#### [TEXT BLOCK]
Salient Features: Socialist oriented after the 1974 revolution, with strong state controls. Thereafter, a large part of the economy was transferred to the public sector, including most modern industry and large-scale commercial agriculture, all agricultural land and urban rental property, and all financial institutions: some private enterprise and capital and capital participation permitted in certain sectors. Since mid-1991, a decentralised, market-oriented economy emphasising individual initiative, designed to reverse a decade of decline. In 1993 gradual privatisation of business, industry, banking, agriculture, trade and commerce underway.
National product: GDP purchasing power equivalent $20.3 billion
National product real growth rate: 6% (1995 est.)
GDP per capita: $200 (1994 est.)
Consumer price index: 10% (fiscal year 93/94)
Unemployment rate: 30%
Exports: $219.8 million (f.o.b.-1993 est.)

(Excerpts from a layout annotation set)
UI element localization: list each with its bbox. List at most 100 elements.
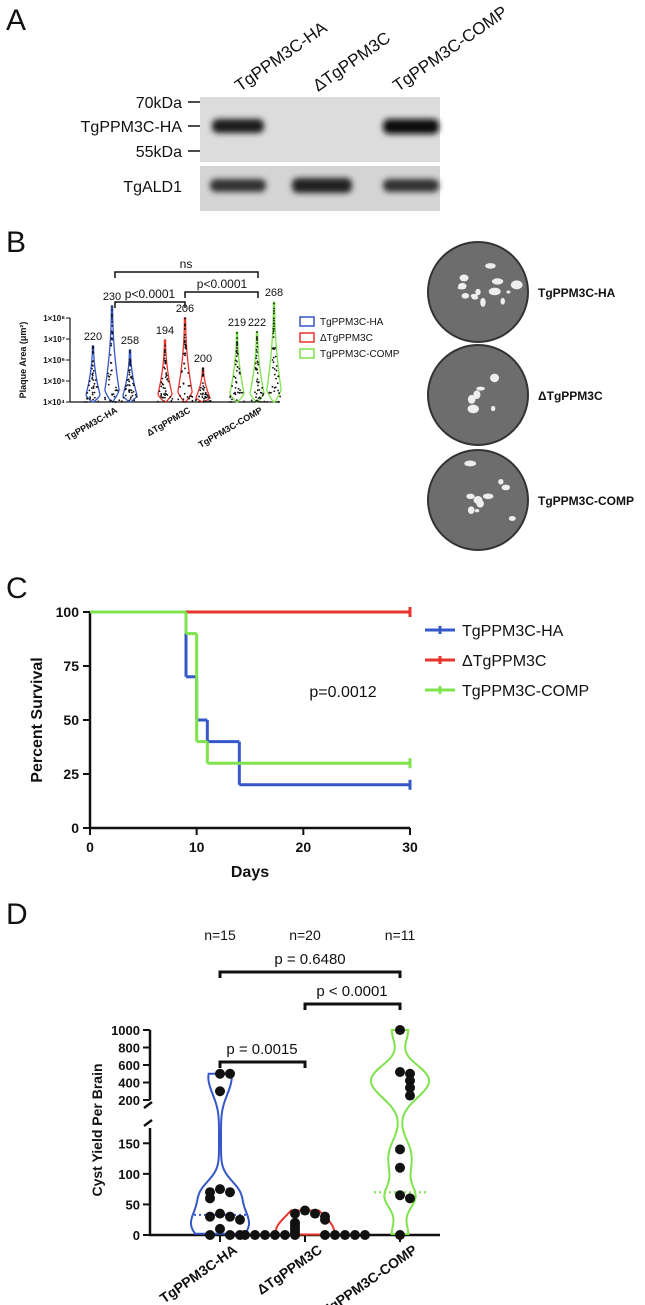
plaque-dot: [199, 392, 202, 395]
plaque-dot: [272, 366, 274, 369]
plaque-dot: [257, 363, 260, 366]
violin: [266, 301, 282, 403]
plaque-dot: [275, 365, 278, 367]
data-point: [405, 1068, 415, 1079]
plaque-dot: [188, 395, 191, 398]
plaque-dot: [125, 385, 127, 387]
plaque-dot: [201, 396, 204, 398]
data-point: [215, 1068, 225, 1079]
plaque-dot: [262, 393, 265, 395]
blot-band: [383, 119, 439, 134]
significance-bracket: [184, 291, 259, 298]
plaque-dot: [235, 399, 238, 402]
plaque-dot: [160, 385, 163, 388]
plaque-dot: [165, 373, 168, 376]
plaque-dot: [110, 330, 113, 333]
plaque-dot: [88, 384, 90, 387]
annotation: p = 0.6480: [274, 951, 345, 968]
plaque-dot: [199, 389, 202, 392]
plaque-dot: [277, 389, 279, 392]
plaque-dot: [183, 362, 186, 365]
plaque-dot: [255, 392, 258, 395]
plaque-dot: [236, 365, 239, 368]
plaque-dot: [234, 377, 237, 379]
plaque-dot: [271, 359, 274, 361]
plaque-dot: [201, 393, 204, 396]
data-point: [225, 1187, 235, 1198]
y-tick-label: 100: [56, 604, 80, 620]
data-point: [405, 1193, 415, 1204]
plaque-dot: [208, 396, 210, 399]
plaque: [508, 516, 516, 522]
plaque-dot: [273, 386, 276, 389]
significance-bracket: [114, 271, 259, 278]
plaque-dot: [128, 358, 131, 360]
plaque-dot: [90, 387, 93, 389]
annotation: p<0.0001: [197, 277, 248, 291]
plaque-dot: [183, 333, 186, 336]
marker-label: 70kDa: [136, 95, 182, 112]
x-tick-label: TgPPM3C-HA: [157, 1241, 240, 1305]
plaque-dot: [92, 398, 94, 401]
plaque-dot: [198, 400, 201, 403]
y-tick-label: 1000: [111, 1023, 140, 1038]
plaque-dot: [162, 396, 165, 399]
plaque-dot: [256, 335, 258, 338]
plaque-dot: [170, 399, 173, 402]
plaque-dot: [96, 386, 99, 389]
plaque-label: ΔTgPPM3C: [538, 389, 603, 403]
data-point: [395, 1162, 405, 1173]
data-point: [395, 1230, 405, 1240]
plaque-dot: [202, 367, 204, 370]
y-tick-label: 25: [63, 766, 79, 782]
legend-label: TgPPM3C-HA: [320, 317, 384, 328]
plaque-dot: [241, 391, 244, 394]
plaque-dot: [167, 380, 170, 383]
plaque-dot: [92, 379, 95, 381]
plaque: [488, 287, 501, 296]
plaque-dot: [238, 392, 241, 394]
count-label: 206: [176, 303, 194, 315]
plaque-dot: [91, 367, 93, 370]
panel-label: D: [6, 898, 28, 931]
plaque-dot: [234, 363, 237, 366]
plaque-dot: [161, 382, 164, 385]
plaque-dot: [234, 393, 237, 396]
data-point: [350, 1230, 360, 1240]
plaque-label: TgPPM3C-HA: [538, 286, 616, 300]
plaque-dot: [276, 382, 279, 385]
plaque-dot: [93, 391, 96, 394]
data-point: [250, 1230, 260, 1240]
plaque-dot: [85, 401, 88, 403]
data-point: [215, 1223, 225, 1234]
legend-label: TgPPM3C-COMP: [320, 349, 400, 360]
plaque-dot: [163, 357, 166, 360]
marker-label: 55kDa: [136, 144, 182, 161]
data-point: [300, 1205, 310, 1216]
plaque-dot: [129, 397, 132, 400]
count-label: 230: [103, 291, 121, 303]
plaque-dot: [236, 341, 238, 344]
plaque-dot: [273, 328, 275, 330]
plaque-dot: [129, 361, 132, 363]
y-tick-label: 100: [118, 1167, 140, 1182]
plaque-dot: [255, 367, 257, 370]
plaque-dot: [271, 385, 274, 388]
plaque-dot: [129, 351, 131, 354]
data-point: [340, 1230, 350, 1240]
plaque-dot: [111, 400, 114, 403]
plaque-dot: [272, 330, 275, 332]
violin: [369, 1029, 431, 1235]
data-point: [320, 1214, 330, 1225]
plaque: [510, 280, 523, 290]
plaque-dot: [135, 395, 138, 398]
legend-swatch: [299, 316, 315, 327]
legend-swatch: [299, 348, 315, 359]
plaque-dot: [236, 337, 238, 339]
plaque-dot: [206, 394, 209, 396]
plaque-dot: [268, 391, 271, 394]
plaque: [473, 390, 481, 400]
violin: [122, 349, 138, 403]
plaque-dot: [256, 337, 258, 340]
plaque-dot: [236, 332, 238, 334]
---
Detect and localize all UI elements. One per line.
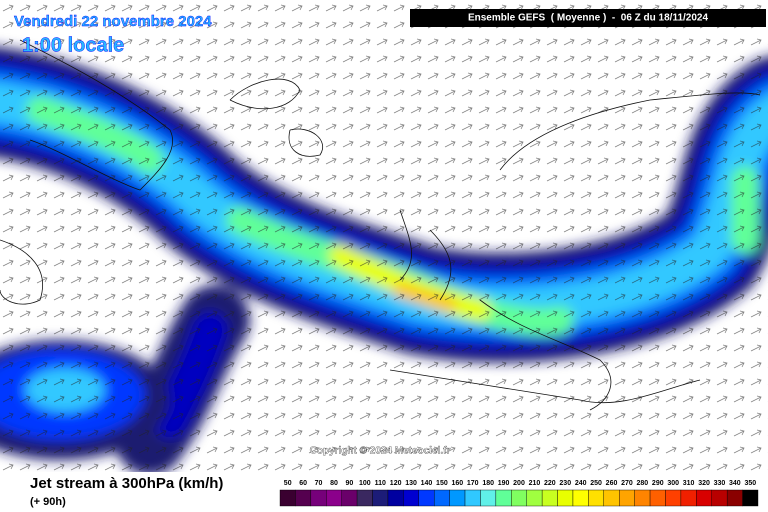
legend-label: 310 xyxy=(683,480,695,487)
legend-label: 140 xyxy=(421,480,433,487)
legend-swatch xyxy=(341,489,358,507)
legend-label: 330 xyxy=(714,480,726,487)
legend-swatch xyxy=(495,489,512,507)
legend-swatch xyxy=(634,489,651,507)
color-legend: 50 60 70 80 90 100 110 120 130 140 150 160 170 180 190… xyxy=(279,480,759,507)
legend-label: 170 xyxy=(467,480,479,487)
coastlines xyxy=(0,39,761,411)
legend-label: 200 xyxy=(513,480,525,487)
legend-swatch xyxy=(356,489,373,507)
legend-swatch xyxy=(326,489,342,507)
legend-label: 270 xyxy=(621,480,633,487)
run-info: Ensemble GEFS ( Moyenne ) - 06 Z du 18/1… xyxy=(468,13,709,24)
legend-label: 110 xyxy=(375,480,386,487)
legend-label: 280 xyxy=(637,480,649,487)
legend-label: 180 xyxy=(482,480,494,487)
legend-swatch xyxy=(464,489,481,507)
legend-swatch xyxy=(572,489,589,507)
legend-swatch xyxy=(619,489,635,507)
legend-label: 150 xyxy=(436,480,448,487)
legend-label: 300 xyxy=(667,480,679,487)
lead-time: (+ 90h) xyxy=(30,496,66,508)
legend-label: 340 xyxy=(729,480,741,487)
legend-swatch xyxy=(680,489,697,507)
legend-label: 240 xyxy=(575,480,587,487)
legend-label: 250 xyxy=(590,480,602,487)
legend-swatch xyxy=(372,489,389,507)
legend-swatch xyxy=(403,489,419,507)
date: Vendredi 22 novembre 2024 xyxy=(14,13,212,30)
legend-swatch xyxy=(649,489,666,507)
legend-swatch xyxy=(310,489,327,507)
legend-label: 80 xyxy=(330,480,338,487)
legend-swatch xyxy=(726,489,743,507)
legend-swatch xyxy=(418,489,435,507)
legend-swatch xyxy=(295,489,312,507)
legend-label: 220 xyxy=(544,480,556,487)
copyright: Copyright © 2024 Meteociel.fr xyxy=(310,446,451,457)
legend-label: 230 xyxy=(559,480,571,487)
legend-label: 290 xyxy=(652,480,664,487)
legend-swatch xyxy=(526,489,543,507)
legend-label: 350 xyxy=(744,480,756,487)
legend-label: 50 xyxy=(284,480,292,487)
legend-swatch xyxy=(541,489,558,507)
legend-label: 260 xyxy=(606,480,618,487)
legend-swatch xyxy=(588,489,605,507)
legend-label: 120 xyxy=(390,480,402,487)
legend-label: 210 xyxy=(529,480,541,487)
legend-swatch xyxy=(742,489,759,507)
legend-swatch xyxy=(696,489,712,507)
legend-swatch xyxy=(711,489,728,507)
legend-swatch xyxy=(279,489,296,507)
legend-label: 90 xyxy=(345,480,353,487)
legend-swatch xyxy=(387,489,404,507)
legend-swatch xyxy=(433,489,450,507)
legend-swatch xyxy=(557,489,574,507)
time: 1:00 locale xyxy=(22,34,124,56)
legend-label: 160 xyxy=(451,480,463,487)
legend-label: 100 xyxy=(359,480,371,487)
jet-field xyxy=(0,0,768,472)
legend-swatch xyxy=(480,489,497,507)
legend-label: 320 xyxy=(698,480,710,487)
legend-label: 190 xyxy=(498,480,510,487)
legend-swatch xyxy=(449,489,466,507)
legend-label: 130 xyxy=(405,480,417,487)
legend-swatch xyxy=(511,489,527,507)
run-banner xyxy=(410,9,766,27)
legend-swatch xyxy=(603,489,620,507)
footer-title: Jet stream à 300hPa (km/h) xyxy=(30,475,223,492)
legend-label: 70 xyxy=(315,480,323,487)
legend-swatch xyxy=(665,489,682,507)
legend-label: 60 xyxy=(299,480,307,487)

#### [INSTRUCTION]
Translate this sentence from the economic profile into French: "Thereafter, a large part of the economy was transferred to the public sector, including most modern industry and large-scale commercial agriculture, all agricultural land and urban rental property, and all financial institutions: some private enterprise and capital and capital participation permitted in certain sectors."

#### [COMPLETE ANSWER]
Par la suite, une grande partie de l'économie a été transférée au secteur public, y compris la majeure partie de l'industrie moderne et l'agriculture commerciale à grande échelle, l'ensemble des terres agricoles et des biens locatifs urbains, ainsi que toutes les institutions financières : certaines entreprises privées, des capitaux et des participations au capital étaient autorisés dans certains secteurs.